> _SET TASK_: Search the records for the word "this" and report each line that has it.

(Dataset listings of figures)
(begin)
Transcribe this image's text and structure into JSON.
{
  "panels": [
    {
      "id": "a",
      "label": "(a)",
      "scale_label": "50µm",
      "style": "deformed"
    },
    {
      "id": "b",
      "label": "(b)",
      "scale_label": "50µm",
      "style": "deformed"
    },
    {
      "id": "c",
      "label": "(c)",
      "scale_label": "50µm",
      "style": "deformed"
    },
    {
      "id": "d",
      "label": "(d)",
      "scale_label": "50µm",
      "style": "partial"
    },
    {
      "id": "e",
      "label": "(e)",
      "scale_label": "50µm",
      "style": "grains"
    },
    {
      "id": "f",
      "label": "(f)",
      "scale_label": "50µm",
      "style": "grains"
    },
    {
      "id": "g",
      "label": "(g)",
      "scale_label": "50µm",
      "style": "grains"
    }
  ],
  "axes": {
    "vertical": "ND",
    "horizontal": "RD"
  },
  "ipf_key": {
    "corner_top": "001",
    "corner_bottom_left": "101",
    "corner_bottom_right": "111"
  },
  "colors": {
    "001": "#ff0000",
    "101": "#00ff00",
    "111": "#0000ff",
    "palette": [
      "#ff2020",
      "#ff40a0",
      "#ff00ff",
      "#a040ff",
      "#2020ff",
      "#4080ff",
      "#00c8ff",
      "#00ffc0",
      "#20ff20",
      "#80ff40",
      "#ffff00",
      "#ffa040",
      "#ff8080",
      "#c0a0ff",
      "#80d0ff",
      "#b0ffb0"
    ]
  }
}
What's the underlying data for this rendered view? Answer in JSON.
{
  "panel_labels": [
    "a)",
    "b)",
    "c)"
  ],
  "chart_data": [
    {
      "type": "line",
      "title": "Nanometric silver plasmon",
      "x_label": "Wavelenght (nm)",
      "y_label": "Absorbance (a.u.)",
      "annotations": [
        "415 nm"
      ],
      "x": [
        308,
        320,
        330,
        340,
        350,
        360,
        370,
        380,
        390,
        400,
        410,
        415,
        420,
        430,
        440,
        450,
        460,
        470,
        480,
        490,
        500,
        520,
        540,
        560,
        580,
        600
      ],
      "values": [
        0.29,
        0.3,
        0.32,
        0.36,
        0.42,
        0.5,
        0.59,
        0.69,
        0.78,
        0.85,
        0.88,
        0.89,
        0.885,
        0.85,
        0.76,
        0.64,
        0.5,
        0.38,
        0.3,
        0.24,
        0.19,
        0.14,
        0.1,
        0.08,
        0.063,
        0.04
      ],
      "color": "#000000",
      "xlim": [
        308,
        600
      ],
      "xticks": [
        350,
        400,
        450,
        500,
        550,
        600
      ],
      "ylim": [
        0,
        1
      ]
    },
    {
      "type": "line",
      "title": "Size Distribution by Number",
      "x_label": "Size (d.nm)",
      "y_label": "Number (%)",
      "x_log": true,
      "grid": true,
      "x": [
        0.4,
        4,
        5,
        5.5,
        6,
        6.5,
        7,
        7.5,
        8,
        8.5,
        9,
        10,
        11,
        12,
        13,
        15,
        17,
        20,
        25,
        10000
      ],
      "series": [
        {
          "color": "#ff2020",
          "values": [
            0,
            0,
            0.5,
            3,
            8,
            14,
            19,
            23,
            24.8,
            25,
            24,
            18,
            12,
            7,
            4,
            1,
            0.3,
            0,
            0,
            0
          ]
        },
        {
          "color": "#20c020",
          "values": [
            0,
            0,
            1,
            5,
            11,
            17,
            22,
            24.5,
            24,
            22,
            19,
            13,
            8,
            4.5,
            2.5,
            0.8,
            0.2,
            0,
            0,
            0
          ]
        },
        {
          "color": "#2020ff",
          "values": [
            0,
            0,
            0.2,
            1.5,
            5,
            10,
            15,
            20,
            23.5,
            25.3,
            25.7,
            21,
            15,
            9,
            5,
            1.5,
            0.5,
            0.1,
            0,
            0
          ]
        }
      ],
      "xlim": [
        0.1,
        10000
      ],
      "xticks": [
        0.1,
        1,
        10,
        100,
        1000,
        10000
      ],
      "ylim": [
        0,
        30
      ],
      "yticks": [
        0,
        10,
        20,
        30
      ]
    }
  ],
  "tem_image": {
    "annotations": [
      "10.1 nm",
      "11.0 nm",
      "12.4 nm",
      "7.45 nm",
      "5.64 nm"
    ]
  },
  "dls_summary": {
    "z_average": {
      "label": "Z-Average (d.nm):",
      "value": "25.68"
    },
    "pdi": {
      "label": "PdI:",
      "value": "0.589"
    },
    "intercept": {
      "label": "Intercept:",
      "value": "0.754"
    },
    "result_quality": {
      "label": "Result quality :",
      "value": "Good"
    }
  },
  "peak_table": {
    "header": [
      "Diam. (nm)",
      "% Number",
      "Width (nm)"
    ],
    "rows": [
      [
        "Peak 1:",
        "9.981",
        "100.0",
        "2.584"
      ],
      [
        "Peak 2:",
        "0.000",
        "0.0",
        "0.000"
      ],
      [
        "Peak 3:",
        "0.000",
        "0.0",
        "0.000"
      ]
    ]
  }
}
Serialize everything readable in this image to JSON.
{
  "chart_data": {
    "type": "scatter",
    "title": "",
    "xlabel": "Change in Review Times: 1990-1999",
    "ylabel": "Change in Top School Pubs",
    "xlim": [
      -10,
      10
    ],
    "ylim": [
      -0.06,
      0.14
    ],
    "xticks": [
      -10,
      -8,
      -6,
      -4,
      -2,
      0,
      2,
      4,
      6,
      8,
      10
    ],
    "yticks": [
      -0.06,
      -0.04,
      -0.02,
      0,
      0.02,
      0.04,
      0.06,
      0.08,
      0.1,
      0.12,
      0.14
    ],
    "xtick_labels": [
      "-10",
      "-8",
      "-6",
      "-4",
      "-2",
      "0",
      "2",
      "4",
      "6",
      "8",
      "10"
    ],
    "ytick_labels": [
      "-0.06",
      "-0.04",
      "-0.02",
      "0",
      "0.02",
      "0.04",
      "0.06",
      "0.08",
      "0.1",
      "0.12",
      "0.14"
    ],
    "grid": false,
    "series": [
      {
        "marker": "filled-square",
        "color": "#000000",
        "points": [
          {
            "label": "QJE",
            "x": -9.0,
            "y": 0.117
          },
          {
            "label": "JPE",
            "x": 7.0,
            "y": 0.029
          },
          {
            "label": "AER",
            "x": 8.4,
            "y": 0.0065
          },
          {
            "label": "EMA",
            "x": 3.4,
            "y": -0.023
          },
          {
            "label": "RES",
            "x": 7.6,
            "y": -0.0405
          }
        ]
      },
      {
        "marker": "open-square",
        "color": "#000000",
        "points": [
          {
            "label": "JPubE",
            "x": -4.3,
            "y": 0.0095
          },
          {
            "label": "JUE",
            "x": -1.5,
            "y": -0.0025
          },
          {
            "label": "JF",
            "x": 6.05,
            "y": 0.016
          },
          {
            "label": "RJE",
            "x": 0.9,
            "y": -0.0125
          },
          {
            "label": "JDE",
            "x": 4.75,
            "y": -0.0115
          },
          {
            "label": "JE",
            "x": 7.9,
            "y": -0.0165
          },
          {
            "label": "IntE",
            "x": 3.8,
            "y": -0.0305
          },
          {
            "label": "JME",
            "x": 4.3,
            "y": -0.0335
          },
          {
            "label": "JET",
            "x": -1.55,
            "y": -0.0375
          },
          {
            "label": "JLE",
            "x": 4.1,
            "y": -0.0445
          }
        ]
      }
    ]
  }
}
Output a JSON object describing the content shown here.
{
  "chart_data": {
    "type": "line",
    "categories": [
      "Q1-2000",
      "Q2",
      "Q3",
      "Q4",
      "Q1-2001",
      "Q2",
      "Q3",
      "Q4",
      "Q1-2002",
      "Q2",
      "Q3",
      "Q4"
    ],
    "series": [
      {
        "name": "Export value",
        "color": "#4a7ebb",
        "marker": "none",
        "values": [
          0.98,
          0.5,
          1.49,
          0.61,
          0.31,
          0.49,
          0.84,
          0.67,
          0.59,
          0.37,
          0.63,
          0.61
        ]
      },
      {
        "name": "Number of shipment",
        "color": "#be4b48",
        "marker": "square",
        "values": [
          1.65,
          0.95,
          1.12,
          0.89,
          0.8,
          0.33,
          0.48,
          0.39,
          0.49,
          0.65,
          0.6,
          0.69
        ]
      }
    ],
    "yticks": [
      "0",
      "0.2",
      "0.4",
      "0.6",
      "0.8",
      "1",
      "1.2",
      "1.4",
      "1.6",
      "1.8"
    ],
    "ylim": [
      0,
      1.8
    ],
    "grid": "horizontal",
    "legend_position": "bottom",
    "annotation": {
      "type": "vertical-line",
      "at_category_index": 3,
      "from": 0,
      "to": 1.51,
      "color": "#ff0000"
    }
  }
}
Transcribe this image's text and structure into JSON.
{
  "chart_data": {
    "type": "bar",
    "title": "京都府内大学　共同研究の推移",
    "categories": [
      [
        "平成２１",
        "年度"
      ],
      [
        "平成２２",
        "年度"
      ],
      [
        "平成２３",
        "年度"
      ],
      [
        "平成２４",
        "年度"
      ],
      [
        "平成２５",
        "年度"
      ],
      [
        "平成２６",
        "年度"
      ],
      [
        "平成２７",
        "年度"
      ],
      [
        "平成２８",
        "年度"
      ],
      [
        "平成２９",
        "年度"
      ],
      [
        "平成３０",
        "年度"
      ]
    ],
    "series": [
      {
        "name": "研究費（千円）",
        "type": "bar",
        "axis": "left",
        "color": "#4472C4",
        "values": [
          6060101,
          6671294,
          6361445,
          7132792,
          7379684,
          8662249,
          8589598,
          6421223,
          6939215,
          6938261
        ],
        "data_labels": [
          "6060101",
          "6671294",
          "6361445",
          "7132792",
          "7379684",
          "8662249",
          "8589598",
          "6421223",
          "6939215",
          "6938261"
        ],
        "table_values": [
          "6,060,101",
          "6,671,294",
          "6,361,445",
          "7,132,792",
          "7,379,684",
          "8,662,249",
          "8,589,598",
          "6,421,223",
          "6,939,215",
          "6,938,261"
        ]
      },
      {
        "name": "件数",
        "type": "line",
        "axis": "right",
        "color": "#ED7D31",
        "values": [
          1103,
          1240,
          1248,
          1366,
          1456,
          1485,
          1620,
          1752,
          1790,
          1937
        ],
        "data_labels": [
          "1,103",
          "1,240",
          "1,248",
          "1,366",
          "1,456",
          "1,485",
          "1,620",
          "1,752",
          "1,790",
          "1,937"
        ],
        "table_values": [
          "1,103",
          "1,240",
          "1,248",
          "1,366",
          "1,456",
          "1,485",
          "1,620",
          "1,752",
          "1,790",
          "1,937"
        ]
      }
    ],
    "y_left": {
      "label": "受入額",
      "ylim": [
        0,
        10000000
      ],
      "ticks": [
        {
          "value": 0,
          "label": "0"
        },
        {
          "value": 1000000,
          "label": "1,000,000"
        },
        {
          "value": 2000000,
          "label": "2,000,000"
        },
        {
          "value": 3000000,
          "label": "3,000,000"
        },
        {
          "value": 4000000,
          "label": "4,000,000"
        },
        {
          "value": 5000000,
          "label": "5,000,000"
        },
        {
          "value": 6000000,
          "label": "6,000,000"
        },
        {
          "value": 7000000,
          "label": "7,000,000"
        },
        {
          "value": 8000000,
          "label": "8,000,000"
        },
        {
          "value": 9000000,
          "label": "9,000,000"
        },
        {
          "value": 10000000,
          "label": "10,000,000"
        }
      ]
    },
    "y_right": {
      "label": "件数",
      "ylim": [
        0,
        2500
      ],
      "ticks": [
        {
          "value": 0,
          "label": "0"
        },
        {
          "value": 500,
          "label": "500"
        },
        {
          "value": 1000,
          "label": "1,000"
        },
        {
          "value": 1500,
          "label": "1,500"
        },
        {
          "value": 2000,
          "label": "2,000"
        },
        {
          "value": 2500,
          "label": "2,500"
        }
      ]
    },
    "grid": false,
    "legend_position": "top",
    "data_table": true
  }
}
(end)
> _FULL ANSWER_:
Transcribe this image's text and structure into JSON.
What's the underlying data for this rendered view? Answer in JSON.
Serialize everything readable in this image to JSON.
Transcribe this image's text and structure into JSON.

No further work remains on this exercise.